-- Exercise --
Copy every line of the data exactly, leaving nothing out.

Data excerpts
***
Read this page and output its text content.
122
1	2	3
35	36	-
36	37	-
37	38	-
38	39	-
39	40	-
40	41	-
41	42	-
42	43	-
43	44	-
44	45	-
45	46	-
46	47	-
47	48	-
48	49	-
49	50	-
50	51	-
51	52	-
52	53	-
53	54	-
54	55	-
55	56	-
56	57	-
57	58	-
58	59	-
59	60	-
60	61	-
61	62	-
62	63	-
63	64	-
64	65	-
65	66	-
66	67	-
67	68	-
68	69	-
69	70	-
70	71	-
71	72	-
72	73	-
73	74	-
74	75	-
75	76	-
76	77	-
***
-- Completed exercise --
Read this page and output its text content.
122
1	2	3
35	36	-
36	37	-
37	38	-
38	39	-
39	40	-
40	41	-
41	42	-
42	43	-
43	44	-
44	45	-
45	46	-
46	47	-
47	48	-
48	49	-
49	50	-
50	51	-
51	52	-
52	53	-
53	54	-
54	55	-
55	56	-
56	57	-
57	58	-
58	59	-
59	60	-
60	61	-
61	62	-
62	63	-
63	64	-
64	65	-
65	66	-
66	67	-
67	68	-
68	69	-
69	70	-
70	71	-
71	72	-
72	73	-
73	74	-
74	75	-
75	76	-
76	77	-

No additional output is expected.